> _WHAT THE TASK ASKS_
Write out each line exactly as given. Leave the pictures out of your copy.

> _ENTRIES PROVIDED_
────────
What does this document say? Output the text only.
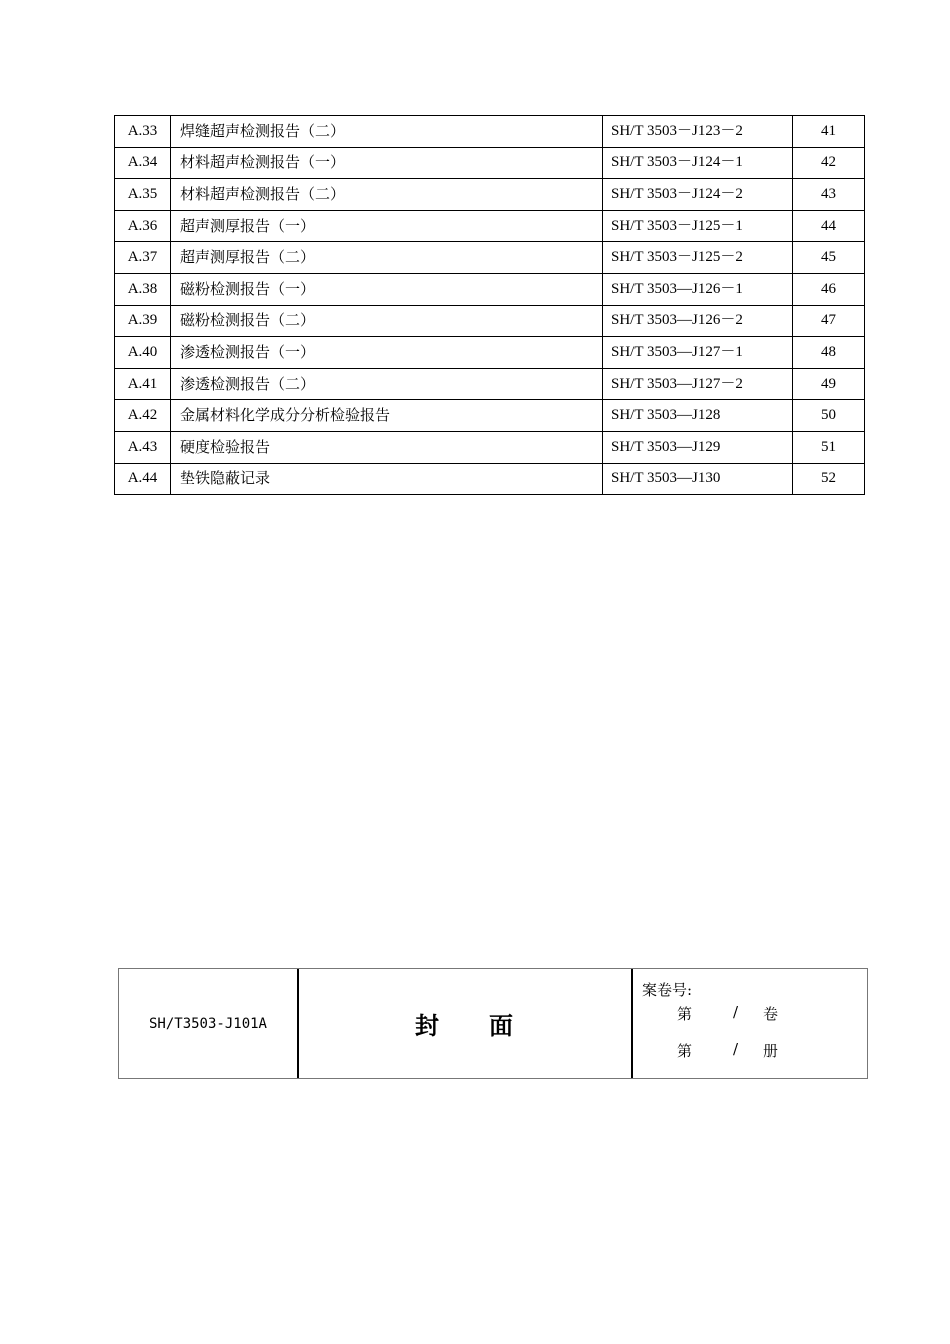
A.33	焊缝超声检测报告（二）	SH/T 3503－J123－2	41
A.34	材料超声检测报告（一）	SH/T 3503－J124－1	42
A.35	材料超声检测报告（二）	SH/T 3503－J124－2	43
A.36	超声测厚报告（一）	SH/T 3503－J125－1	44
A.37	超声测厚报告（二）	SH/T 3503－J125－2	45
A.38	磁粉检测报告（一）	SH/T 3503—J126－1	46
A.39	磁粉检测报告（二）	SH/T 3503—J126－2	47
A.40	渗透检测报告（一）	SH/T 3503—J127－1	48
A.41	渗透检测报告（二）	SH/T 3503—J127－2	49
A.42	金属材料化学成分分析检验报告	SH/T 3503—J128	50
A.43	硬度检验报告	SH/T 3503—J129	51
A.44	垫铁隐蔽记录	SH/T 3503—J130	52
SH/T3503-J101A	封 面
案卷号:
第	/	卷
第	/	册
────────
> _WRITTEN ANSWER_
What does this document say? Output the text only.
A.33	焊缝超声检测报告（二）	SH/T 3503－J123－2	41
A.34	材料超声检测报告（一）	SH/T 3503－J124－1	42
A.35	材料超声检测报告（二）	SH/T 3503－J124－2	43
A.36	超声测厚报告（一）	SH/T 3503－J125－1	44
A.37	超声测厚报告（二）	SH/T 3503－J125－2	45
A.38	磁粉检测报告（一）	SH/T 3503—J126－1	46
A.39	磁粉检测报告（二）	SH/T 3503—J126－2	47
A.40	渗透检测报告（一）	SH/T 3503—J127－1	48
A.41	渗透检测报告（二）	SH/T 3503—J127－2	49
A.42	金属材料化学成分分析检验报告	SH/T 3503—J128	50
A.43	硬度检验报告	SH/T 3503—J129	51
A.44	垫铁隐蔽记录	SH/T 3503—J130	52
SH/T3503-J101A	封 面
案卷号:
第	/	卷
第	/	册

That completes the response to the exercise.